> [Task]: Select lines where the word "icon" appears.

> [Records provided]:
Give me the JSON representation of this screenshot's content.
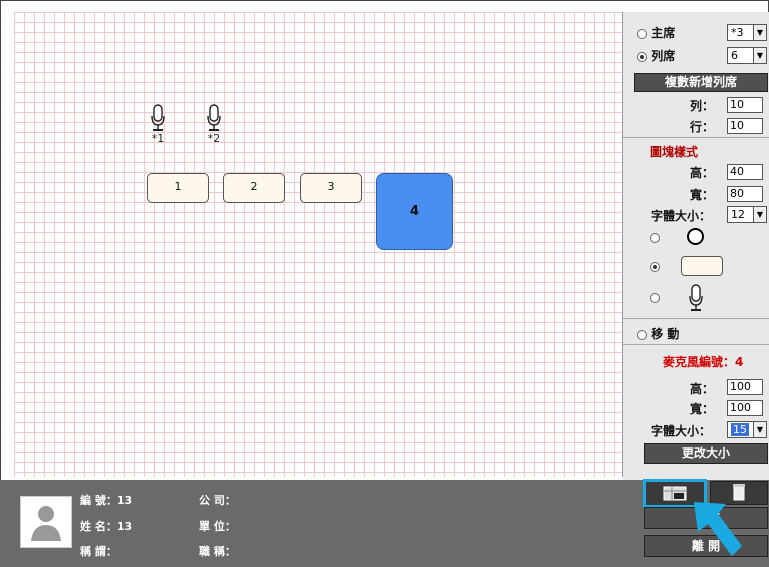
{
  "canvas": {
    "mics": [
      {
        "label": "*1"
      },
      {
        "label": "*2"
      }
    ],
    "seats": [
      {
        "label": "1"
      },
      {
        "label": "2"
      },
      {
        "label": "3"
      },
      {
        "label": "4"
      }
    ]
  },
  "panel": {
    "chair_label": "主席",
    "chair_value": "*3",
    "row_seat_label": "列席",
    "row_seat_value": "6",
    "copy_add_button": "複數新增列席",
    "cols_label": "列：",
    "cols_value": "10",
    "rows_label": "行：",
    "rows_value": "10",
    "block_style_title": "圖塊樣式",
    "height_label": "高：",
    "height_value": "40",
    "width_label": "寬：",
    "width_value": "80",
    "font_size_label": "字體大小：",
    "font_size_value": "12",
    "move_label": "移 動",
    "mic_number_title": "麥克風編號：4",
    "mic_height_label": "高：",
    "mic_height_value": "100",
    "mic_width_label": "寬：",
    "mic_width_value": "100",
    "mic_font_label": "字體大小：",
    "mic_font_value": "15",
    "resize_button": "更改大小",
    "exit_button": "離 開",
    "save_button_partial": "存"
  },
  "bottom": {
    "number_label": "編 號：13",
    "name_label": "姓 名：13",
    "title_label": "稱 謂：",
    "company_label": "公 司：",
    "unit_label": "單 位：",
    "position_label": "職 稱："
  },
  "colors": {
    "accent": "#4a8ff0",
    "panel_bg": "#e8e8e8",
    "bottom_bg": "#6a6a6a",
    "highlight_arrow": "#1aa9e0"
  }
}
...
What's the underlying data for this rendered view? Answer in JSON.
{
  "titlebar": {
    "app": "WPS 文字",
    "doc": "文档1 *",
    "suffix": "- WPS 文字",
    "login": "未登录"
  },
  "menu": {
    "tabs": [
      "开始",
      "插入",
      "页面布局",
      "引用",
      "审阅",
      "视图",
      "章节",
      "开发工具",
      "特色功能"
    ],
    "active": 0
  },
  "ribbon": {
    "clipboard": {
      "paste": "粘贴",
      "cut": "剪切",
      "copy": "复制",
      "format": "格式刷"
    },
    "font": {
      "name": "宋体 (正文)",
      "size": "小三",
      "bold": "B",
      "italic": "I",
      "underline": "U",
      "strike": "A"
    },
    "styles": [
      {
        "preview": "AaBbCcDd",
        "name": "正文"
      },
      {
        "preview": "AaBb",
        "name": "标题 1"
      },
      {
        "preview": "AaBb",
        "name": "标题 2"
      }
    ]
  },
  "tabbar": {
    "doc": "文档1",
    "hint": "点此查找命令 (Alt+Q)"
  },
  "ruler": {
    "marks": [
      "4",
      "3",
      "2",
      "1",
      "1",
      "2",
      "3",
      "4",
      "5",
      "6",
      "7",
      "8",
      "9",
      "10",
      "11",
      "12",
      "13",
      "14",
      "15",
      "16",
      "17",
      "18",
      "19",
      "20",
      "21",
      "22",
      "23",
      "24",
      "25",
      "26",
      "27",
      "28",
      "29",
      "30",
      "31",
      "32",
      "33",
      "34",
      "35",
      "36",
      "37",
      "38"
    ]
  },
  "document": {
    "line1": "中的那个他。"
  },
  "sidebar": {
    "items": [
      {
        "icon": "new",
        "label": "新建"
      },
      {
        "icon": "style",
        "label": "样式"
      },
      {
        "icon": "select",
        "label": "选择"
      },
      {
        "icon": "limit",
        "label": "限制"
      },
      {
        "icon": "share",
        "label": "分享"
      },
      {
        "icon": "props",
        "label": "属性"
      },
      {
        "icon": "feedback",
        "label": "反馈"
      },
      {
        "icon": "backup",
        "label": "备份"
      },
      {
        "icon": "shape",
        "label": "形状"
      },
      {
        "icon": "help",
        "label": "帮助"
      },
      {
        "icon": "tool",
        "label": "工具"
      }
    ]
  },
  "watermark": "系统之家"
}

> [Result for this task]:
        "icon": "new",
        "icon": "style",
        "icon": "select",
        "icon": "limit",
        "icon": "share",
        "icon": "props",
        "icon": "feedback",
        "icon": "backup",
        "icon": "shape",
        "icon": "help",
        "icon": "tool",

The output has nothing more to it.